» Given instruction
Go through the records and extract every line with the word "Pritisak".

====== Source records

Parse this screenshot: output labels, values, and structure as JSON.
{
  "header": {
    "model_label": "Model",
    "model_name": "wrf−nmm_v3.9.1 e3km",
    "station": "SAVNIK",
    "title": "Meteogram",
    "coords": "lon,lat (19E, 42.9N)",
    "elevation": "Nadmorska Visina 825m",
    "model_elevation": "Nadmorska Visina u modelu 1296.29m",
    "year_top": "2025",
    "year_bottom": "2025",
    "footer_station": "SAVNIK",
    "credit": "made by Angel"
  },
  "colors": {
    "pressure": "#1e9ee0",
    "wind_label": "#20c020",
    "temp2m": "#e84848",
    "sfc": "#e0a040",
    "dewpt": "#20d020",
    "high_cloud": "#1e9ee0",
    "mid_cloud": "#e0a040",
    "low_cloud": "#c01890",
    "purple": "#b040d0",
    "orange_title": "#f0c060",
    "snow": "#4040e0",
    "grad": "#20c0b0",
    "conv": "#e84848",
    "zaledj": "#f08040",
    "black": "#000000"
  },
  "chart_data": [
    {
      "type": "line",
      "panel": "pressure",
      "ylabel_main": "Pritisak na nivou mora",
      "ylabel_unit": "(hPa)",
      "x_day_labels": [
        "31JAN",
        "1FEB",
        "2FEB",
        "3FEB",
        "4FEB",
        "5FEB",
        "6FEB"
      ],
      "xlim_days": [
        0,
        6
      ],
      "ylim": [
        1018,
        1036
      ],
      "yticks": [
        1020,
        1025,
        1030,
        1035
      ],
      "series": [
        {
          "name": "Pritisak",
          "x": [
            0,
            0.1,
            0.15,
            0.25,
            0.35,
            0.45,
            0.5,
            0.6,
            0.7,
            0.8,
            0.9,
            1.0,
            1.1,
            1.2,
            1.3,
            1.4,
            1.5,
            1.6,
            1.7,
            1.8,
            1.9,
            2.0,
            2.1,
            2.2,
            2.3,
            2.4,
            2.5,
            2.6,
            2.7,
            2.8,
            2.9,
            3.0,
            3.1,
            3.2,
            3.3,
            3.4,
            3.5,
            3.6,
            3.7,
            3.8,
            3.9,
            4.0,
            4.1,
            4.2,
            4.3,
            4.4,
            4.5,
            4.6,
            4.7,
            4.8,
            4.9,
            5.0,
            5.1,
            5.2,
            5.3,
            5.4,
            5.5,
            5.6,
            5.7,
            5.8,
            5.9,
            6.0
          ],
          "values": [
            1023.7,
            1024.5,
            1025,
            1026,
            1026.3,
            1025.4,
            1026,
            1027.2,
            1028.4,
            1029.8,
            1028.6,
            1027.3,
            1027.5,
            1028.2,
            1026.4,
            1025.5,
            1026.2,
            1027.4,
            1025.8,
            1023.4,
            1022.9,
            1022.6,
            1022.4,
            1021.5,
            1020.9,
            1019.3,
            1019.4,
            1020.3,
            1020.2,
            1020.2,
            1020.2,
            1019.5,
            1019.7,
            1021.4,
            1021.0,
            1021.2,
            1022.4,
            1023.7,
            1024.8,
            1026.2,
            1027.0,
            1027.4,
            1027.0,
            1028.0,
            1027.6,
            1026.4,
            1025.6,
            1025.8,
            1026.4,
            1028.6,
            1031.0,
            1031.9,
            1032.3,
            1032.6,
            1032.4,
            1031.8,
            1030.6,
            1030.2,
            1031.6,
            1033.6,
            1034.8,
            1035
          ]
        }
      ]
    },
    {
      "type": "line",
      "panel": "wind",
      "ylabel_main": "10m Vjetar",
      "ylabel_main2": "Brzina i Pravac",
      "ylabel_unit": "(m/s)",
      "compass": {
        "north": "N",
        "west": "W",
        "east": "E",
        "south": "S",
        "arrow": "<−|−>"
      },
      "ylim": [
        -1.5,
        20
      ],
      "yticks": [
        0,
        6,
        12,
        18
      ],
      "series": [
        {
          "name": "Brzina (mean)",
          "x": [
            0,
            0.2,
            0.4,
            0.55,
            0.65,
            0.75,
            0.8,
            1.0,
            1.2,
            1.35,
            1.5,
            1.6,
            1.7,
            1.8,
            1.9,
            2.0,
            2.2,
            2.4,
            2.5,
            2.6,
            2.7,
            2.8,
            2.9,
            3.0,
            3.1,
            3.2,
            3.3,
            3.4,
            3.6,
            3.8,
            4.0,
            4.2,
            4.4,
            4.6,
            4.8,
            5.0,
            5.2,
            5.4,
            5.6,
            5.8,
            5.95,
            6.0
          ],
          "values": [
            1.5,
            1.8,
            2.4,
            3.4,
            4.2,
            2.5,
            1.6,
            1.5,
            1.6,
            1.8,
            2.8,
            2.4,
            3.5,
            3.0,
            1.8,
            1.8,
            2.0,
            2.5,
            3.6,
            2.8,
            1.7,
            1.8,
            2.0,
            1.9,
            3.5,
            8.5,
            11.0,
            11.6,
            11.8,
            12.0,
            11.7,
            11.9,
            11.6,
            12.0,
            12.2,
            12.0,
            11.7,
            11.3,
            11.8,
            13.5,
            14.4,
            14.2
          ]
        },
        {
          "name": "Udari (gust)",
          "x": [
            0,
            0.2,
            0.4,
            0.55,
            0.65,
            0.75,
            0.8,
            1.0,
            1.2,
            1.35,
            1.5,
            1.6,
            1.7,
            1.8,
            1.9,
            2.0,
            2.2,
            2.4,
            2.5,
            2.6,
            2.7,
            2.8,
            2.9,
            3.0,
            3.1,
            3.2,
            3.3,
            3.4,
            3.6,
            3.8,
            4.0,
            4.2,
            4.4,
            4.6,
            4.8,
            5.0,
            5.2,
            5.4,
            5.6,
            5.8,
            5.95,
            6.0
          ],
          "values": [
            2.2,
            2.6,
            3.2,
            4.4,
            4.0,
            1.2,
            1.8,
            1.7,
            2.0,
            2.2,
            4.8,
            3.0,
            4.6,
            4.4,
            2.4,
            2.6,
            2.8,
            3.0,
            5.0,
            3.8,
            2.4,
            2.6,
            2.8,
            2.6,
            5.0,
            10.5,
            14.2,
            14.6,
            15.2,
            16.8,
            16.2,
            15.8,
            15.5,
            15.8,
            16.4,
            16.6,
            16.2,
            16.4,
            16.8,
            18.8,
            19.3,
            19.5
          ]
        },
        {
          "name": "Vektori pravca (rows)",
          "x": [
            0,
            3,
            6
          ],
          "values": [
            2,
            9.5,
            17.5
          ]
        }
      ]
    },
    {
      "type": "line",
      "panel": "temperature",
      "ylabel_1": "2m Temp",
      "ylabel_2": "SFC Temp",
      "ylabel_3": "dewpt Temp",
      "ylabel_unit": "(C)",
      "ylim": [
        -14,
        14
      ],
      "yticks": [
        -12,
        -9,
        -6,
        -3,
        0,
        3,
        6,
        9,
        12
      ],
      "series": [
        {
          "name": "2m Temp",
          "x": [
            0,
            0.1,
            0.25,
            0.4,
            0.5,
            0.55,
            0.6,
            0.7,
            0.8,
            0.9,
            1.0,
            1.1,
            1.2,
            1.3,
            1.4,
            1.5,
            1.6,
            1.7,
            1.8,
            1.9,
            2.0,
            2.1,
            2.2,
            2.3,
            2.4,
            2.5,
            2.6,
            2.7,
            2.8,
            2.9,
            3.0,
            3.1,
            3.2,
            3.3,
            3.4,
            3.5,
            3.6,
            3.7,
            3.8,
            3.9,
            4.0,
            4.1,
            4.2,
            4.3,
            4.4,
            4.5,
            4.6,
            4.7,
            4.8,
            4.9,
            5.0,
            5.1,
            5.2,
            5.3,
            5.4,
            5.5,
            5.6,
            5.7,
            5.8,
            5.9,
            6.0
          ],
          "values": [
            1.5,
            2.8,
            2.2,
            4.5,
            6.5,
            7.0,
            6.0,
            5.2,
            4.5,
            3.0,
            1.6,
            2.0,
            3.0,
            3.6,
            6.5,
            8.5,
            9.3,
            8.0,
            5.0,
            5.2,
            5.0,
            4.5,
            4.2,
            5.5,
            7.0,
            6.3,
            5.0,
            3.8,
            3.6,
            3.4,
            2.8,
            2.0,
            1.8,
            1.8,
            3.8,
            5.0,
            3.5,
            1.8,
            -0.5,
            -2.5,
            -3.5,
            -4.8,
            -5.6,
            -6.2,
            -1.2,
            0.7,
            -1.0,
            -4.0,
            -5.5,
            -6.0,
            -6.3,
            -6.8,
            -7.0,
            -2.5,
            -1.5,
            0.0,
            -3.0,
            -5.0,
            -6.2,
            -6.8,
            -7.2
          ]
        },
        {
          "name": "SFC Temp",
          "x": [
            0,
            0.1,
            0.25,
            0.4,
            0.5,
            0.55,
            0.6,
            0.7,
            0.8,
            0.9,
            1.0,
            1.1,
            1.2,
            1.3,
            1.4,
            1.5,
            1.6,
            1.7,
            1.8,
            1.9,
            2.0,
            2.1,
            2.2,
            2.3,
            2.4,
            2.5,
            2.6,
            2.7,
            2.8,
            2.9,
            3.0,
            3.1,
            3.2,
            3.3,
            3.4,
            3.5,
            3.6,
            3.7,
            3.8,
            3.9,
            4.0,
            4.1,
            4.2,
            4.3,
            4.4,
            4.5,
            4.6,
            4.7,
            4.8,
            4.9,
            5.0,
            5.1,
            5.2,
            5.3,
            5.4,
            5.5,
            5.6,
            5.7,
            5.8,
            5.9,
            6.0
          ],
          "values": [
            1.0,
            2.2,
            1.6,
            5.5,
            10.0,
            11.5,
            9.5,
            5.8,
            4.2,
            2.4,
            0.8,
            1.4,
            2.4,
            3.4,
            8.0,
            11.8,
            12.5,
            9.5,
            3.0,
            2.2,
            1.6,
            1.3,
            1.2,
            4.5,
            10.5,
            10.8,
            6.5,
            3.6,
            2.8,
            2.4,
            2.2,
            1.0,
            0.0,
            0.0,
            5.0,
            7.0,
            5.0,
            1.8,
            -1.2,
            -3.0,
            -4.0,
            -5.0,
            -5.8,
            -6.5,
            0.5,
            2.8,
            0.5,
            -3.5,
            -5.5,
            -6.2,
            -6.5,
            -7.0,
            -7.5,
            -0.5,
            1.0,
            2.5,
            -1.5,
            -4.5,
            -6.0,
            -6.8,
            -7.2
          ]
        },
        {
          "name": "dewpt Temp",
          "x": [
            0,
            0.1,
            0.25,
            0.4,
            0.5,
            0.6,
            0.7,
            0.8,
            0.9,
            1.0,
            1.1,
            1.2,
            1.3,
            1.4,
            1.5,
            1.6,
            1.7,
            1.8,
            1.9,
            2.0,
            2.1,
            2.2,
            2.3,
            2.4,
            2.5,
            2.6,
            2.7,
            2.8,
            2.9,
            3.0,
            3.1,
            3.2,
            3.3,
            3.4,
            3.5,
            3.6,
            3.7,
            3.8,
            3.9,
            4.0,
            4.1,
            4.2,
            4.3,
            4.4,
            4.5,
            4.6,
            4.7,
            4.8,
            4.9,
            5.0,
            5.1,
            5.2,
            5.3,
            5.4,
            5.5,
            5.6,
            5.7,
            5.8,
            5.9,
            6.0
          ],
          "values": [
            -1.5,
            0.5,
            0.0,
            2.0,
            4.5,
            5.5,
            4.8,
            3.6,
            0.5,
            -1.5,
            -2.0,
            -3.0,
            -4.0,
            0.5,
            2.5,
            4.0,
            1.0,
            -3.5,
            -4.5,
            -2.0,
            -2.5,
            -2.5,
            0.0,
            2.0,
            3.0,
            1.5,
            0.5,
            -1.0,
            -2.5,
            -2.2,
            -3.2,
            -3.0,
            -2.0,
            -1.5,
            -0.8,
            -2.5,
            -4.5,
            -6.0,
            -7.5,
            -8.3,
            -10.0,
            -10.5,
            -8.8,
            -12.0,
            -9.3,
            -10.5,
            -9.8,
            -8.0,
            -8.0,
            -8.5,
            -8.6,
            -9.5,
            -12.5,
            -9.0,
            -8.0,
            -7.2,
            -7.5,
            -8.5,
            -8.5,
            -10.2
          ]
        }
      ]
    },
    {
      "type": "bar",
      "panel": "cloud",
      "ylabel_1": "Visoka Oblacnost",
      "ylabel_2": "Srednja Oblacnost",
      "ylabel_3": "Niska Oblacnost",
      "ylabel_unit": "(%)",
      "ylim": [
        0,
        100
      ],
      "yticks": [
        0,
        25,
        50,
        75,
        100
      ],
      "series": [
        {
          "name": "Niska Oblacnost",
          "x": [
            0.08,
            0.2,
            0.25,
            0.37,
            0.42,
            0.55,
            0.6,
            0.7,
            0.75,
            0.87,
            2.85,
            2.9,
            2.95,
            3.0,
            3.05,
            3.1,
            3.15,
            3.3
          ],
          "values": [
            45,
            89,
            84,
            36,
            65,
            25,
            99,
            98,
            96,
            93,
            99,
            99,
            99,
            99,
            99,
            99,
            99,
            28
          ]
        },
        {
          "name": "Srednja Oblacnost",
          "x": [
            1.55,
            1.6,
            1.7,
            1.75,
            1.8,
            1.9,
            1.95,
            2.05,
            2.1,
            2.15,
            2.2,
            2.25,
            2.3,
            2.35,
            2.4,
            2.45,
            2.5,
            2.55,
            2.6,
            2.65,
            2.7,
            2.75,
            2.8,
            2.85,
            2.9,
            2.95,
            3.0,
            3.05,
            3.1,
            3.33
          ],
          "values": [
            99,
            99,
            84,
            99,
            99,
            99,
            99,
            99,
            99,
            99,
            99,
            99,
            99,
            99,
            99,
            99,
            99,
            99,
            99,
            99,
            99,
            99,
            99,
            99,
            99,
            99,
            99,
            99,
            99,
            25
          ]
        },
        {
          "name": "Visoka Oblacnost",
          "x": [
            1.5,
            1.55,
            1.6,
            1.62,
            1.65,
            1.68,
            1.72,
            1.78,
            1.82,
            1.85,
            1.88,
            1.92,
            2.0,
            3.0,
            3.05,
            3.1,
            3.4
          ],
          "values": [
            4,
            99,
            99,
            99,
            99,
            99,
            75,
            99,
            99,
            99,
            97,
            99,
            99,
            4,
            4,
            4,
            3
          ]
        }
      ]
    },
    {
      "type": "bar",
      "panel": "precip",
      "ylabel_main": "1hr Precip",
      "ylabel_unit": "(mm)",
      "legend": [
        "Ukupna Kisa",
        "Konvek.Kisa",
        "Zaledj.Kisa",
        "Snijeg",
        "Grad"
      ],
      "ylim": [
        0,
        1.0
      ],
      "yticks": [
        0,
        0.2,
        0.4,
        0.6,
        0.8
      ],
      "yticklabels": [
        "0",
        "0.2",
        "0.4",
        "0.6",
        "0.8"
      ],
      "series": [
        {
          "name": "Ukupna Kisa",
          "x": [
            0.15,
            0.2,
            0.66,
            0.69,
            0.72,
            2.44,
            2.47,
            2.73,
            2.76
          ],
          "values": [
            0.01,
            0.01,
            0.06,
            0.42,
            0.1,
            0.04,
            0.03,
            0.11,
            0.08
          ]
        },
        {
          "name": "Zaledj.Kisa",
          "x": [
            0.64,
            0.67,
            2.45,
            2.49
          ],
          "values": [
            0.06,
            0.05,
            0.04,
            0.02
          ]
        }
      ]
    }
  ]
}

============

» Correct output
      "ylabel_main": "Pritisak na nivou mora",
          "name": "Pritisak",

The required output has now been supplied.